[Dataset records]
========
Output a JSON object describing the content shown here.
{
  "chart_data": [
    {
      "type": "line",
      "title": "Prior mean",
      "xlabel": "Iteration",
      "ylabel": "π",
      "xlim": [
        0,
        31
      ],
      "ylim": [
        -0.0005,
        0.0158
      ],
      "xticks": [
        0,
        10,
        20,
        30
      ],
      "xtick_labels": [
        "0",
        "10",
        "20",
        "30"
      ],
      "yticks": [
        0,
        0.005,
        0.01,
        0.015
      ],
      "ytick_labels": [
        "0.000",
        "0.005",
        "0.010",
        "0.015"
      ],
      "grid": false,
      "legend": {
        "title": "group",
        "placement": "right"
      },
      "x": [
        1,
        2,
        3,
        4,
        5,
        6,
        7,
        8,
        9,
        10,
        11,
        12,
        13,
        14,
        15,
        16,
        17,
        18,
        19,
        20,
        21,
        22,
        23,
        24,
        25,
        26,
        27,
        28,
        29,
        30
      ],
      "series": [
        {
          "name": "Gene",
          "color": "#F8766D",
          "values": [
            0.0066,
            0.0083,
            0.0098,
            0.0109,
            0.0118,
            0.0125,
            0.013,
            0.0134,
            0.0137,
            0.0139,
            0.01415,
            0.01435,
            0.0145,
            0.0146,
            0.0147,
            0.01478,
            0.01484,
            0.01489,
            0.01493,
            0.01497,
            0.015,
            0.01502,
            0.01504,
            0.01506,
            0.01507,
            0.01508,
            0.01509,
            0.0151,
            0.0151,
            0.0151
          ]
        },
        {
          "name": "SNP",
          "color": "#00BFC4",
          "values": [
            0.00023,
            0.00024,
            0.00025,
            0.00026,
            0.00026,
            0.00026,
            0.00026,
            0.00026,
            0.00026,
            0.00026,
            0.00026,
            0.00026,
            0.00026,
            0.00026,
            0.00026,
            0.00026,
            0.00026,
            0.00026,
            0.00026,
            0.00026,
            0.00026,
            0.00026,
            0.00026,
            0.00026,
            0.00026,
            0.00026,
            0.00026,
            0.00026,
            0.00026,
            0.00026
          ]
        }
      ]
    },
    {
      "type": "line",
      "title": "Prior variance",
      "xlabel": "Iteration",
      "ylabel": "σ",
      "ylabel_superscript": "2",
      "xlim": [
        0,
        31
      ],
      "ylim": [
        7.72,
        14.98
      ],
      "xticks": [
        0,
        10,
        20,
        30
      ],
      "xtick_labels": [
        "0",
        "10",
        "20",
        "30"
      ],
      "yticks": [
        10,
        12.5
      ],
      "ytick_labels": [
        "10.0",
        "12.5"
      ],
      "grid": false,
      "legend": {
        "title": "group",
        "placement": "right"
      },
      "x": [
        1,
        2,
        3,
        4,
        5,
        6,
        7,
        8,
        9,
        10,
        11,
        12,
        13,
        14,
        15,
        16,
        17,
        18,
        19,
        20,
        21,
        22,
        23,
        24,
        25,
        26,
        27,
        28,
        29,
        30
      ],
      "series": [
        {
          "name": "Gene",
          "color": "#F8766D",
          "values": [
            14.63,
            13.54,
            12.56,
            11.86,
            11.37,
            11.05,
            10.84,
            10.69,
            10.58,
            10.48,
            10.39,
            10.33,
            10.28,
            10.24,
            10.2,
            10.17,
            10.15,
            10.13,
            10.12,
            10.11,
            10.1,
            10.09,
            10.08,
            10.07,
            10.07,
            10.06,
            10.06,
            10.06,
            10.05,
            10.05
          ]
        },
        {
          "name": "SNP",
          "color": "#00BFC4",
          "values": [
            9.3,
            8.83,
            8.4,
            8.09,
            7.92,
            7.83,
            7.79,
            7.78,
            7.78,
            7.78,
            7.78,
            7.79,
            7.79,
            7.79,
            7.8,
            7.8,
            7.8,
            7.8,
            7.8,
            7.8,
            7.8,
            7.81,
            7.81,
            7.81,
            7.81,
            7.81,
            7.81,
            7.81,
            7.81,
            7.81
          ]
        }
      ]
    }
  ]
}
========
Output the complete data exactly as written.

Output a JSON object describing the content shown here.
{
  "chart_data": [
    {
      "type": "line",
      "title": "Prior mean",
      "xlabel": "Iteration",
      "ylabel": "π",
      "xlim": [
        0,
        31
      ],
      "ylim": [
        -0.0005,
        0.0158
      ],
      "xticks": [
        0,
        10,
        20,
        30
      ],
      "xtick_labels": [
        "0",
        "10",
        "20",
        "30"
      ],
      "yticks": [
        0,
        0.005,
        0.01,
        0.015
      ],
      "ytick_labels": [
        "0.000",
        "0.005",
        "0.010",
        "0.015"
      ],
      "grid": false,
      "legend": {
        "title": "group",
        "placement": "right"
      },
      "x": [
        1,
        2,
        3,
        4,
        5,
        6,
        7,
        8,
        9,
        10,
        11,
        12,
        13,
        14,
        15,
        16,
        17,
        18,
        19,
        20,
        21,
        22,
        23,
        24,
        25,
        26,
        27,
        28,
        29,
        30
      ],
      "series": [
        {
          "name": "Gene",
          "color": "#F8766D",
          "values": [
            0.0066,
            0.0083,
            0.0098,
            0.0109,
            0.0118,
            0.0125,
            0.013,
            0.0134,
            0.0137,
            0.0139,
            0.01415,
            0.01435,
            0.0145,
            0.0146,
            0.0147,
            0.01478,
            0.01484,
            0.01489,
            0.01493,
            0.01497,
            0.015,
            0.01502,
            0.01504,
            0.01506,
            0.01507,
            0.01508,
            0.01509,
            0.0151,
            0.0151,
            0.0151
          ]
        },
        {
          "name": "SNP",
          "color": "#00BFC4",
          "values": [
            0.00023,
            0.00024,
            0.00025,
            0.00026,
            0.00026,
            0.00026,
            0.00026,
            0.00026,
            0.00026,
            0.00026,
            0.00026,
            0.00026,
            0.00026,
            0.00026,
            0.00026,
            0.00026,
            0.00026,
            0.00026,
            0.00026,
            0.00026,
            0.00026,
            0.00026,
            0.00026,
            0.00026,
            0.00026,
            0.00026,
            0.00026,
            0.00026,
            0.00026,
            0.00026
          ]
        }
      ]
    },
    {
      "type": "line",
      "title": "Prior variance",
      "xlabel": "Iteration",
      "ylabel": "σ",
      "ylabel_superscript": "2",
      "xlim": [
        0,
        31
      ],
      "ylim": [
        7.72,
        14.98
      ],
      "xticks": [
        0,
        10,
        20,
        30
      ],
      "xtick_labels": [
        "0",
        "10",
        "20",
        "30"
      ],
      "yticks": [
        10,
        12.5
      ],
      "ytick_labels": [
        "10.0",
        "12.5"
      ],
      "grid": false,
      "legend": {
        "title": "group",
        "placement": "right"
      },
      "x": [
        1,
        2,
        3,
        4,
        5,
        6,
        7,
        8,
        9,
        10,
        11,
        12,
        13,
        14,
        15,
        16,
        17,
        18,
        19,
        20,
        21,
        22,
        23,
        24,
        25,
        26,
        27,
        28,
        29,
        30
      ],
      "series": [
        {
          "name": "Gene",
          "color": "#F8766D",
          "values": [
            14.63,
            13.54,
            12.56,
            11.86,
            11.37,
            11.05,
            10.84,
            10.69,
            10.58,
            10.48,
            10.39,
            10.33,
            10.28,
            10.24,
            10.2,
            10.17,
            10.15,
            10.13,
            10.12,
            10.11,
            10.1,
            10.09,
            10.08,
            10.07,
            10.07,
            10.06,
            10.06,
            10.06,
            10.05,
            10.05
          ]
        },
        {
          "name": "SNP",
          "color": "#00BFC4",
          "values": [
            9.3,
            8.83,
            8.4,
            8.09,
            7.92,
            7.83,
            7.79,
            7.78,
            7.78,
            7.78,
            7.78,
            7.79,
            7.79,
            7.79,
            7.8,
            7.8,
            7.8,
            7.8,
            7.8,
            7.8,
            7.8,
            7.81,
            7.81,
            7.81,
            7.81,
            7.81,
            7.81,
            7.81,
            7.81,
            7.81
          ]
        }
      ]
    }
  ]
}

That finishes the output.